WHAT NEEDS TO BE DONE
Can you rewrite the records below with every "wood-edge-shading" changed to "wood-edge-gradient" and everything else left as it is? Omit the pictures from your answer.

STORED DATA

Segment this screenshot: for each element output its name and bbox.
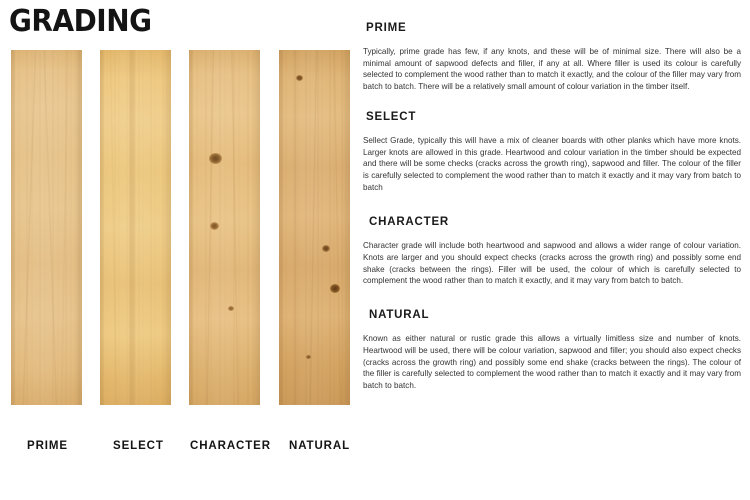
grade-section-prime: PRIME Typically, prime grade has few, if… — [363, 22, 741, 93]
grade-section-natural: NATURAL Known as either natural or rusti… — [363, 309, 741, 392]
grade-heading-character: CHARACTER — [363, 216, 741, 228]
wood-edge-shading — [11, 50, 82, 405]
wood-edge-shading — [279, 50, 350, 405]
grade-heading-natural: NATURAL — [363, 309, 741, 321]
grade-heading-select: SELECT — [363, 111, 741, 123]
grade-heading-prime: PRIME — [363, 22, 741, 34]
wood-sample-character — [189, 50, 260, 405]
grade-body-select: Sellect Grade, typically this will have … — [363, 135, 741, 194]
grade-body-character: Character grade will include both heartw… — [363, 240, 741, 287]
grade-body-prime: Typically, prime grade has few, if any k… — [363, 46, 741, 93]
wood-sample-prime — [11, 50, 82, 405]
wood-edge-shading — [100, 50, 171, 405]
grade-descriptions: PRIME Typically, prime grade has few, if… — [363, 22, 741, 392]
sample-caption-character: CHARACTER — [190, 440, 271, 452]
grade-section-character: CHARACTER Character grade will include b… — [363, 216, 741, 287]
grade-section-select: SELECT Sellect Grade, typically this wil… — [363, 111, 741, 194]
wood-sample-gallery: PRIME SELECT CHARACTER NATURAL — [0, 50, 360, 460]
wood-sample-natural — [279, 50, 350, 405]
sample-caption-natural: NATURAL — [289, 440, 350, 452]
grade-body-natural: Known as either natural or rustic grade … — [363, 333, 741, 392]
wood-edge-shading — [189, 50, 260, 405]
sample-caption-select: SELECT — [113, 440, 164, 452]
sample-caption-prime: PRIME — [27, 440, 68, 452]
page-title: GRADING — [9, 4, 152, 39]
grading-page: GRADING — [0, 0, 750, 500]
wood-sample-select — [100, 50, 171, 405]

RESPONSE BELOW
Segment this screenshot: for each element output its name and bbox.
grade-section-prime: PRIME Typically, prime grade has few, if… — [363, 22, 741, 93]
grade-section-natural: NATURAL Known as either natural or rusti… — [363, 309, 741, 392]
grade-heading-character: CHARACTER — [363, 216, 741, 228]
wood-edge-gradient — [11, 50, 82, 405]
wood-edge-gradient — [279, 50, 350, 405]
grade-heading-natural: NATURAL — [363, 309, 741, 321]
grade-heading-select: SELECT — [363, 111, 741, 123]
grade-heading-prime: PRIME — [363, 22, 741, 34]
wood-sample-character — [189, 50, 260, 405]
grade-body-select: Sellect Grade, typically this will have … — [363, 135, 741, 194]
grade-body-character: Character grade will include both heartw… — [363, 240, 741, 287]
grade-body-prime: Typically, prime grade has few, if any k… — [363, 46, 741, 93]
wood-sample-prime — [11, 50, 82, 405]
wood-edge-gradient — [100, 50, 171, 405]
grade-descriptions: PRIME Typically, prime grade has few, if… — [363, 22, 741, 392]
sample-caption-character: CHARACTER — [190, 440, 271, 452]
grade-section-character: CHARACTER Character grade will include b… — [363, 216, 741, 287]
grade-section-select: SELECT Sellect Grade, typically this wil… — [363, 111, 741, 194]
wood-sample-gallery: PRIME SELECT CHARACTER NATURAL — [0, 50, 360, 460]
wood-sample-natural — [279, 50, 350, 405]
sample-caption-natural: NATURAL — [289, 440, 350, 452]
grade-body-natural: Known as either natural or rustic grade … — [363, 333, 741, 392]
wood-edge-gradient — [189, 50, 260, 405]
sample-caption-select: SELECT — [113, 440, 164, 452]
sample-caption-prime: PRIME — [27, 440, 68, 452]
page-title: GRADING — [9, 4, 152, 39]
grading-page: GRADING — [0, 0, 750, 500]
wood-sample-select — [100, 50, 171, 405]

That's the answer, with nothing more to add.